- Task prompt -
Without the pictures, set down every line of the data exactly.

>> START Recorded information

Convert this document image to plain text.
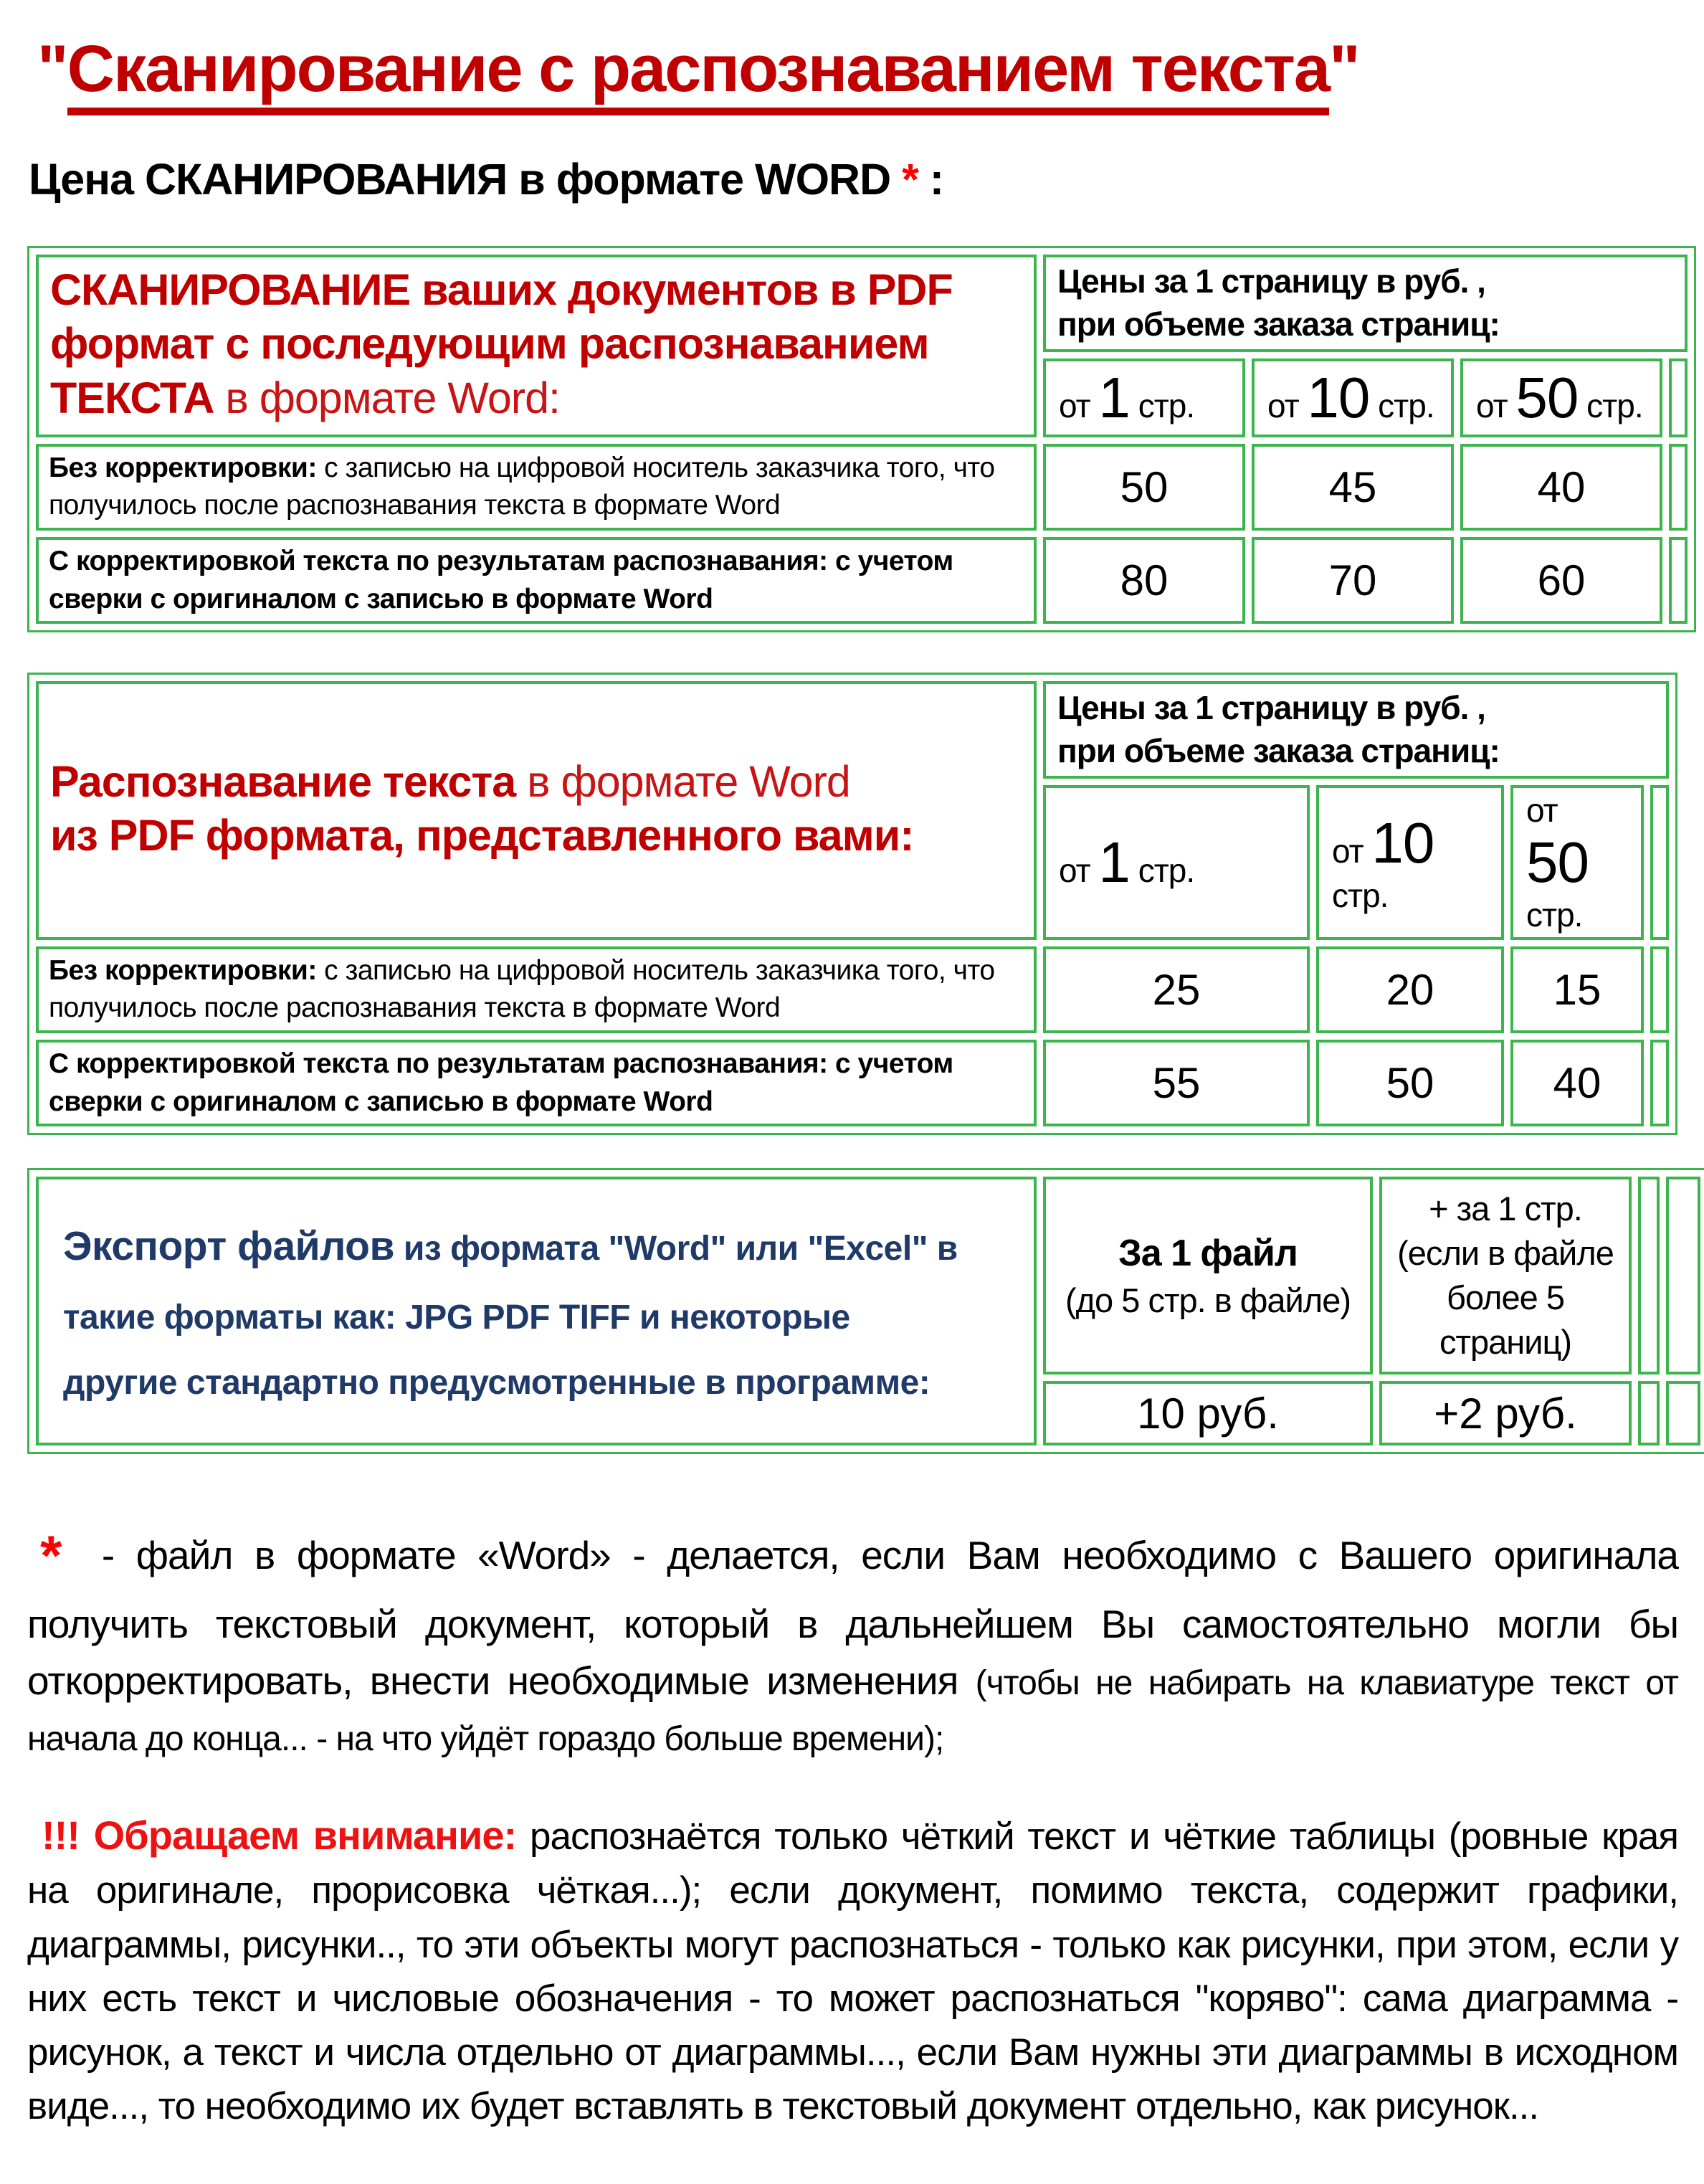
"Сканирование с распознаванием текста"
Цена СКАНИРОВАНИЯ в формате WORD * :
СКАНИРОВАНИЕ ваших документов в PDF формат с последующим распознаванием ТЕКСТА в формате Word:	Цены за 1 страницу в руб. ,
при объеме заказа страниц:			

	от 1 стр.	от 10 стр.	от 50 стр.	
Без корректировки: с записью на цифровой носитель заказчика того, что получилось после распознавания текста в формате Word	50	45	40	
С корректировкой текста по результатам распознавания: с учетом сверки с оригиналом с записью в формате Word	80	70	60	
Распознавание текста в формате Word
из PDF формата, представленного вами:	
Цены за 1 страницу в руб. ,
при объеме заказа страниц:

	от 1 стр.	от 10 стр.	от 50 стр.	
Без корректировки: с записью на цифровой носитель заказчика того, что получилось после распознавания текста в формате Word	25	20	15	
С корректировкой текста по результатам распознавания: с учетом сверки с оригиналом с записью в формате Word	55	50	40	
Экспорт файлов из формата "Word" или "Excel" в
такие форматы как: JPG PDF TIFF и некоторые
другие стандартно предусмотренные в программе:

За 1 файл
(до 5 стр. в файле)

+ за 1 стр.
(если в файле более 5 страниц)

	10 руб.	+2 руб.		

* - файл в формате «Word» - делается, если Вам необходимо с Вашего оригинала получить текстовый документ, который в дальнейшем Вы самостоятельно могли бы откорректировать, внести необходимые изменения (чтобы не набирать на клавиатуре текст от начала до конца... - на что уйдёт гораздо больше времени);

!!! Обращаем внимание: распознаётся только чёткий текст и чёткие таблицы (ровные края на оригинале, прорисовка чёткая...); если документ, помимо текста, содержит графики, диаграммы, рисунки.., то эти объекты могут распознаться - только как рисунки, при этом, если у них есть текст и числовые обозначения - то может распознаться "коряво": сама диаграмма - рисунок, а текст и числа отдельно от диаграммы..., если Вам нужны эти диаграммы в исходном виде..., то необходимо их будет вставлять в текстовый документ отдельно, как рисунок...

>> END Recorded information

- Solved exercise -
Convert this document image to plain text.
"Сканирование с распознаванием текста"
Цена СКАНИРОВАНИЯ в формате WORD * :
СКАНИРОВАНИЕ ваших документов в PDF формат с последующим распознаванием ТЕКСТА в формате Word:	Цены за 1 страницу в руб. ,
при объеме заказа страниц:			

	от 1 стр.	от 10 стр.	от 50 стр.	
Без корректировки: с записью на цифровой носитель заказчика того, что получилось после распознавания текста в формате Word	50	45	40	
С корректировкой текста по результатам распознавания: с учетом сверки с оригиналом с записью в формате Word	80	70	60	
Распознавание текста в формате Word
из PDF формата, представленного вами:	
Цены за 1 страницу в руб. ,
при объеме заказа страниц:

	от 1 стр.	от 10 стр.	от 50 стр.	
Без корректировки: с записью на цифровой носитель заказчика того, что получилось после распознавания текста в формате Word	25	20	15	
С корректировкой текста по результатам распознавания: с учетом сверки с оригиналом с записью в формате Word	55	50	40	
Экспорт файлов из формата "Word" или "Excel" в
такие форматы как: JPG PDF TIFF и некоторые
другие стандартно предусмотренные в программе:

За 1 файл
(до 5 стр. в файле)

+ за 1 стр.
(если в файле более 5 страниц)

	10 руб.	+2 руб.		

* - файл в формате «Word» - делается, если Вам необходимо с Вашего оригинала получить текстовый документ, который в дальнейшем Вы самостоятельно могли бы откорректировать, внести необходимые изменения (чтобы не набирать на клавиатуре текст от начала до конца... - на что уйдёт гораздо больше времени);

!!! Обращаем внимание: распознаётся только чёткий текст и чёткие таблицы (ровные края на оригинале, прорисовка чёткая...); если документ, помимо текста, содержит графики, диаграммы, рисунки.., то эти объекты могут распознаться - только как рисунки, при этом, если у них есть текст и числовые обозначения - то может распознаться "коряво": сама диаграмма - рисунок, а текст и числа отдельно от диаграммы..., если Вам нужны эти диаграммы в исходном виде..., то необходимо их будет вставлять в текстовый документ отдельно, как рисунок...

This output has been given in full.